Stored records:
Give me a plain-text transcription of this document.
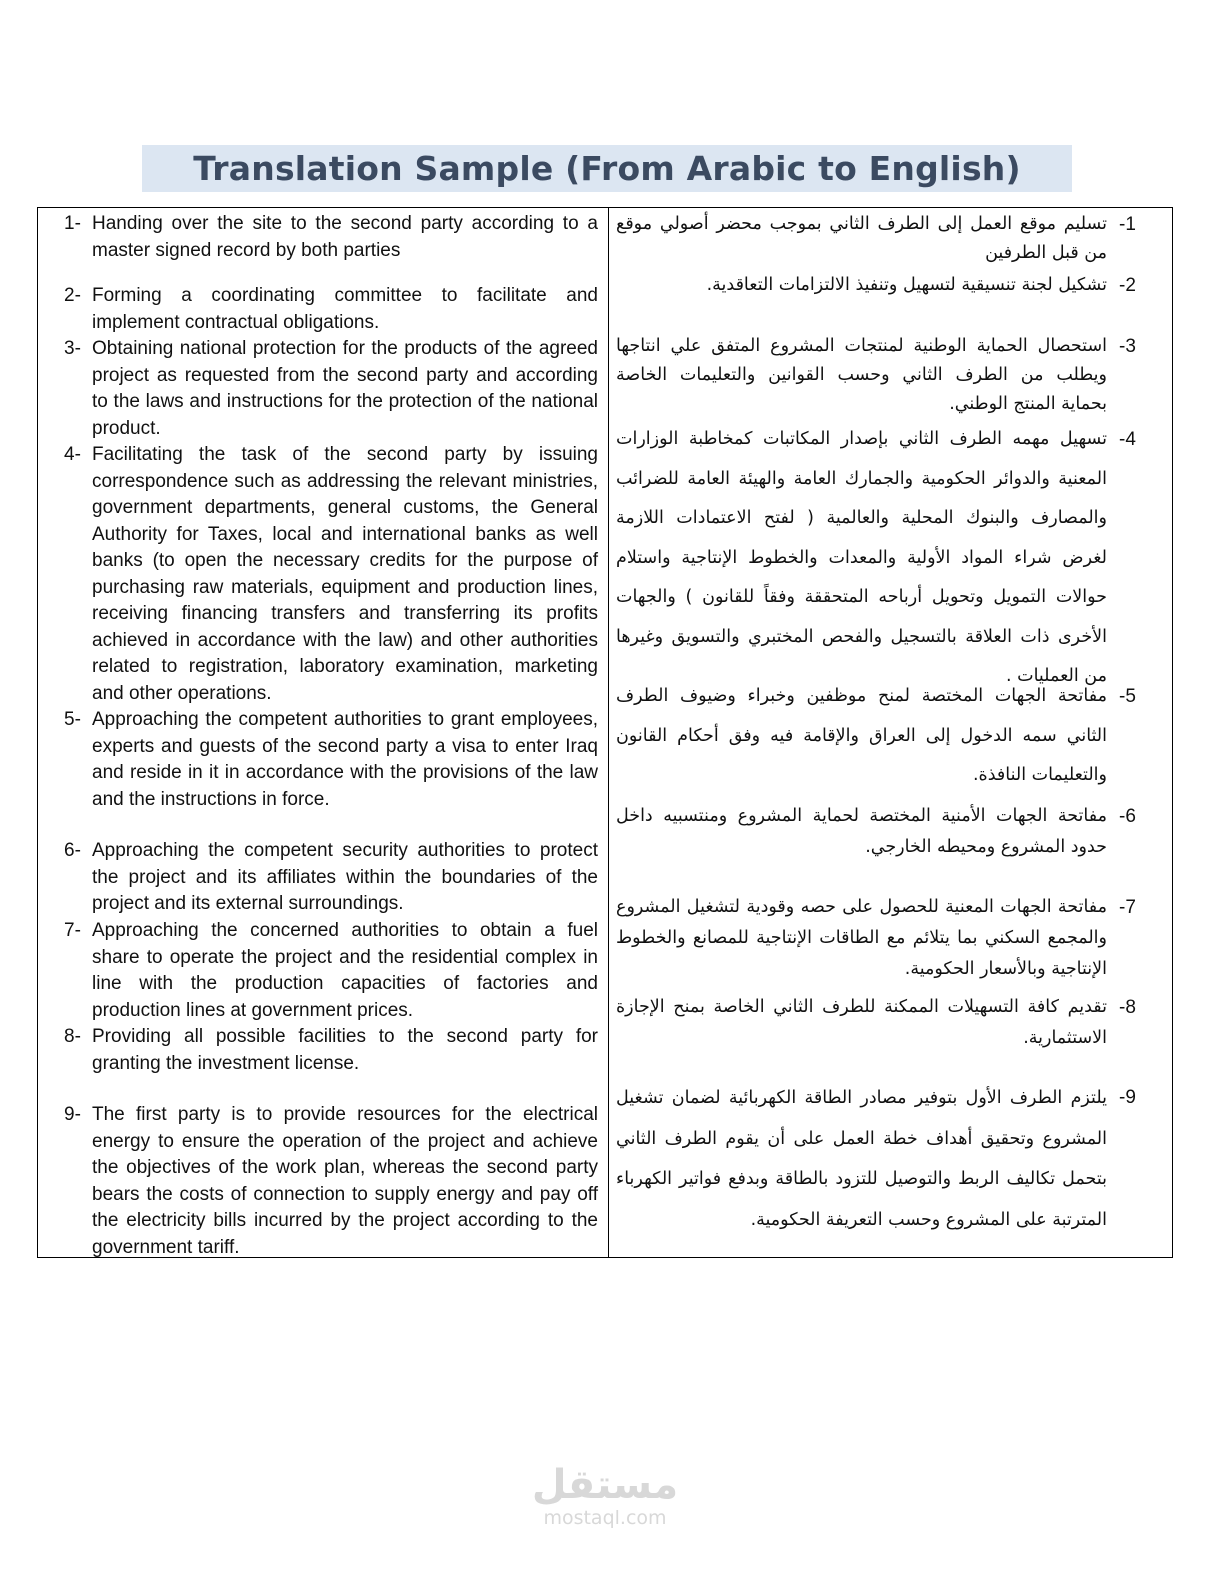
Translation Sample (From Arabic to English)
1- Handing over the site to the second party according to a master signed record by both parties
2- Forming a coordinating committee to facilitate and implement contractual obligations.
3- Obtaining national protection for the products of the agreed project as requested from the second party and according to the laws and instructions for the protection of the national product.
4- Facilitating the task of the second party by issuing correspondence such as addressing the relevant ministries, government departments, general customs, the General Authority for Taxes, local and international banks as well banks (to open the necessary credits for the purpose of purchasing raw materials, equipment and production lines, receiving financing transfers and transferring its profits achieved in accordance with the law) and other authorities related to registration, laboratory examination, marketing and other operations.
5- Approaching the competent authorities to grant employees, experts and guests of the second party a visa to enter Iraq and reside in it in accordance with the provisions of the law and the instructions in force.
6- Approaching the competent security authorities to protect the project and its affiliates within the boundaries of the project and its external surroundings.
7- Approaching the concerned authorities to obtain a fuel share to operate the project and the residential complex in line with the production capacities of factories and production lines at government prices.
8- Providing all possible facilities to the second party for granting the investment license.
9- The first party is to provide resources for the electrical energy to ensure the operation of the project and achieve the objectives of the work plan, whereas the second party bears the costs of connection to supply energy and pay off the electricity bills incurred by the project according to the government tariff.
-1
تسليم موقع العمل إلى الطرف الثاني بموجب محضر أصولي موقع من قبل الطرفين
-2
تشكيل لجنة تنسيقية لتسهيل وتنفيذ الالتزامات التعاقدية.
-3
استحصال الحماية الوطنية لمنتجات المشروع المتفق علي انتاجها ويطلب من الطرف الثاني وحسب القوانين والتعليمات الخاصة بحماية المنتج الوطني.
-4
تسهيل مهمه الطرف الثاني بإصدار المكاتبات كمخاطبة الوزارات المعنية والدوائر الحكومية والجمارك العامة والهيئة العامة للضرائب والمصارف والبنوك المحلية والعالمية ( لفتح الاعتمادات اللازمة لغرض شراء المواد الأولية والمعدات والخطوط الإنتاجية واستلام حوالات التمويل وتحويل أرباحه المتحققة وفقاً للقانون ) والجهات الأخرى ذات العلاقة بالتسجيل والفحص المختبري والتسويق وغيرها من العمليات .
-5
مفاتحة الجهات المختصة لمنح موظفين وخبراء وضيوف الطرف الثاني سمه الدخول إلى العراق والإقامة فيه وفق أحكام القانون والتعليمات النافذة.
-6
مفاتحة الجهات الأمنية المختصة لحماية المشروع ومنتسبيه داخل حدود المشروع ومحيطه الخارجي.
-7
مفاتحة الجهات المعنية للحصول على حصه وقودية لتشغيل المشروع والمجمع السكني بما يتلائم مع الطاقات الإنتاجية للمصانع والخطوط الإنتاجية وبالأسعار الحكومية.
-8
تقديم كافة التسهيلات الممكنة للطرف الثاني الخاصة بمنح الإجازة الاستثمارية.
-9
يلتزم الطرف الأول بتوفير مصادر الطاقة الكهربائية لضمان تشغيل المشروع وتحقيق أهداف خطة العمل على أن يقوم الطرف الثاني بتحمل تكاليف الربط والتوصيل للتزود بالطاقة وبدفع فواتير الكهرباء المترتبة على المشروع وحسب التعريفة الحكومية.
مستقل
mostaql.com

**Exercise details:**
Copy out all the data exactly; skip the pictures.

**Task answer:**
Give me a plain-text transcription of this document.
Translation Sample (From Arabic to English)
1- Handing over the site to the second party according to a master signed record by both parties
2- Forming a coordinating committee to facilitate and implement contractual obligations.
3- Obtaining national protection for the products of the agreed project as requested from the second party and according to the laws and instructions for the protection of the national product.
4- Facilitating the task of the second party by issuing correspondence such as addressing the relevant ministries, government departments, general customs, the General Authority for Taxes, local and international banks as well banks (to open the necessary credits for the purpose of purchasing raw materials, equipment and production lines, receiving financing transfers and transferring its profits achieved in accordance with the law) and other authorities related to registration, laboratory examination, marketing and other operations.
5- Approaching the competent authorities to grant employees, experts and guests of the second party a visa to enter Iraq and reside in it in accordance with the provisions of the law and the instructions in force.
6- Approaching the competent security authorities to protect the project and its affiliates within the boundaries of the project and its external surroundings.
7- Approaching the concerned authorities to obtain a fuel share to operate the project and the residential complex in line with the production capacities of factories and production lines at government prices.
8- Providing all possible facilities to the second party for granting the investment license.
9- The first party is to provide resources for the electrical energy to ensure the operation of the project and achieve the objectives of the work plan, whereas the second party bears the costs of connection to supply energy and pay off the electricity bills incurred by the project according to the government tariff.
-1
تسليم موقع العمل إلى الطرف الثاني بموجب محضر أصولي موقع من قبل الطرفين
-2
تشكيل لجنة تنسيقية لتسهيل وتنفيذ الالتزامات التعاقدية.
-3
استحصال الحماية الوطنية لمنتجات المشروع المتفق علي انتاجها ويطلب من الطرف الثاني وحسب القوانين والتعليمات الخاصة بحماية المنتج الوطني.
-4
تسهيل مهمه الطرف الثاني بإصدار المكاتبات كمخاطبة الوزارات المعنية والدوائر الحكومية والجمارك العامة والهيئة العامة للضرائب والمصارف والبنوك المحلية والعالمية ( لفتح الاعتمادات اللازمة لغرض شراء المواد الأولية والمعدات والخطوط الإنتاجية واستلام حوالات التمويل وتحويل أرباحه المتحققة وفقاً للقانون ) والجهات الأخرى ذات العلاقة بالتسجيل والفحص المختبري والتسويق وغيرها من العمليات .
-5
مفاتحة الجهات المختصة لمنح موظفين وخبراء وضيوف الطرف الثاني سمه الدخول إلى العراق والإقامة فيه وفق أحكام القانون والتعليمات النافذة.
-6
مفاتحة الجهات الأمنية المختصة لحماية المشروع ومنتسبيه داخل حدود المشروع ومحيطه الخارجي.
-7
مفاتحة الجهات المعنية للحصول على حصه وقودية لتشغيل المشروع والمجمع السكني بما يتلائم مع الطاقات الإنتاجية للمصانع والخطوط الإنتاجية وبالأسعار الحكومية.
-8
تقديم كافة التسهيلات الممكنة للطرف الثاني الخاصة بمنح الإجازة الاستثمارية.
-9
يلتزم الطرف الأول بتوفير مصادر الطاقة الكهربائية لضمان تشغيل المشروع وتحقيق أهداف خطة العمل على أن يقوم الطرف الثاني بتحمل تكاليف الربط والتوصيل للتزود بالطاقة وبدفع فواتير الكهرباء المترتبة على المشروع وحسب التعريفة الحكومية.
مستقل
mostaql.com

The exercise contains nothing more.